▶ _TASK DIRECTIONS_: Write out the records again, exactly, leaving none out.

▶ _Extracted records_:
··········

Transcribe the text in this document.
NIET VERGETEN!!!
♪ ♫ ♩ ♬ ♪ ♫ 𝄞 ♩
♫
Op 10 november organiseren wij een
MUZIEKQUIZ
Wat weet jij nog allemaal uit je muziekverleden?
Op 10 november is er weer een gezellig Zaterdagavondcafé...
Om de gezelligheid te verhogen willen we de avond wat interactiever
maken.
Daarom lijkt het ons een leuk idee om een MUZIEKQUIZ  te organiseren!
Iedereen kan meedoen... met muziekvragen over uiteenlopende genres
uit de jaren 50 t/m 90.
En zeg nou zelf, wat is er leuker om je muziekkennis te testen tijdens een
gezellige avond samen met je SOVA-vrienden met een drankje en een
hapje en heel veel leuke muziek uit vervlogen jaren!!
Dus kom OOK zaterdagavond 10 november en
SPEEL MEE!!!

··········

▶ _OUTPUT FOR THIS EXERCISE_:
Transcribe the text in this document.
NIET VERGETEN!!!
♪ ♫ ♩ ♬ ♪ ♫ 𝄞 ♩
♫
Op 10 november organiseren wij een
MUZIEKQUIZ
Wat weet jij nog allemaal uit je muziekverleden?
Op 10 november is er weer een gezellig Zaterdagavondcafé...
Om de gezelligheid te verhogen willen we de avond wat interactiever
maken.
Daarom lijkt het ons een leuk idee om een MUZIEKQUIZ  te organiseren!
Iedereen kan meedoen... met muziekvragen over uiteenlopende genres
uit de jaren 50 t/m 90.
En zeg nou zelf, wat is er leuker om je muziekkennis te testen tijdens een
gezellige avond samen met je SOVA-vrienden met een drankje en een
hapje en heel veel leuke muziek uit vervlogen jaren!!
Dus kom OOK zaterdagavond 10 november en
SPEEL MEE!!!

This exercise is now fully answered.